Output the material below in full, exactly as it is.

-- begin RECORDS FOR THIS EXERCISE --

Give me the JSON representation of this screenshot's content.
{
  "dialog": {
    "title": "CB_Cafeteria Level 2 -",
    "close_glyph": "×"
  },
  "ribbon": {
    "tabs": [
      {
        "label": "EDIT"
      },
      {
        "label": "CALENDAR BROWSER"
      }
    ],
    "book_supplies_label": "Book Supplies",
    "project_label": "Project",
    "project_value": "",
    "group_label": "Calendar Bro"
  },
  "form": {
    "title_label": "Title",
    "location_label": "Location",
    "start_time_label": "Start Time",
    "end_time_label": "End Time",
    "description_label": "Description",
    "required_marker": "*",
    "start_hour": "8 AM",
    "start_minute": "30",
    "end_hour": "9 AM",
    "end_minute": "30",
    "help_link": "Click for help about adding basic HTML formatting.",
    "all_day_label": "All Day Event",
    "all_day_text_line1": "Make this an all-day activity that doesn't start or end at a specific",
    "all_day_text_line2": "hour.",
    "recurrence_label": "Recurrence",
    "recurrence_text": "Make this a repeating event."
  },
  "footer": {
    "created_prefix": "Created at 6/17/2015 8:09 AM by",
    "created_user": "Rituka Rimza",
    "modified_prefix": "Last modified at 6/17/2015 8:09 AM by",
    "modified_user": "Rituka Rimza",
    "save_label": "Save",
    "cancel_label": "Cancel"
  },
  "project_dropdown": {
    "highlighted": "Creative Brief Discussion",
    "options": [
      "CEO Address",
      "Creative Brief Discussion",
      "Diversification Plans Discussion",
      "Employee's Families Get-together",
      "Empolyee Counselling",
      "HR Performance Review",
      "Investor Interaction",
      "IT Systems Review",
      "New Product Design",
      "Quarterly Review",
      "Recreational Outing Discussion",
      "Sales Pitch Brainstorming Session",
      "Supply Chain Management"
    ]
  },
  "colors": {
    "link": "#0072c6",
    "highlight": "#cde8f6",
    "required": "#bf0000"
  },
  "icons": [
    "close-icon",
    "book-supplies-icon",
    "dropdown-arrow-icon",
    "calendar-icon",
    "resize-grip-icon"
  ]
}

-- end RECORDS FOR THIS EXERCISE --

• REPLY TO THE TASK:
Give me the JSON representation of this screenshot's content.
{
  "dialog": {
    "title": "CB_Cafeteria Level 2 -",
    "close_glyph": "×"
  },
  "ribbon": {
    "tabs": [
      {
        "label": "EDIT"
      },
      {
        "label": "CALENDAR BROWSER"
      }
    ],
    "book_supplies_label": "Book Supplies",
    "project_label": "Project",
    "project_value": "",
    "group_label": "Calendar Bro"
  },
  "form": {
    "title_label": "Title",
    "location_label": "Location",
    "start_time_label": "Start Time",
    "end_time_label": "End Time",
    "description_label": "Description",
    "required_marker": "*",
    "start_hour": "8 AM",
    "start_minute": "30",
    "end_hour": "9 AM",
    "end_minute": "30",
    "help_link": "Click for help about adding basic HTML formatting.",
    "all_day_label": "All Day Event",
    "all_day_text_line1": "Make this an all-day activity that doesn't start or end at a specific",
    "all_day_text_line2": "hour.",
    "recurrence_label": "Recurrence",
    "recurrence_text": "Make this a repeating event."
  },
  "footer": {
    "created_prefix": "Created at 6/17/2015 8:09 AM by",
    "created_user": "Rituka Rimza",
    "modified_prefix": "Last modified at 6/17/2015 8:09 AM by",
    "modified_user": "Rituka Rimza",
    "save_label": "Save",
    "cancel_label": "Cancel"
  },
  "project_dropdown": {
    "highlighted": "Creative Brief Discussion",
    "options": [
      "CEO Address",
      "Creative Brief Discussion",
      "Diversification Plans Discussion",
      "Employee's Families Get-together",
      "Empolyee Counselling",
      "HR Performance Review",
      "Investor Interaction",
      "IT Systems Review",
      "New Product Design",
      "Quarterly Review",
      "Recreational Outing Discussion",
      "Sales Pitch Brainstorming Session",
      "Supply Chain Management"
    ]
  },
  "colors": {
    "link": "#0072c6",
    "highlight": "#cde8f6",
    "required": "#bf0000"
  },
  "icons": [
    "close-icon",
    "book-supplies-icon",
    "dropdown-arrow-icon",
    "calendar-icon",
    "resize-grip-icon"
  ]
}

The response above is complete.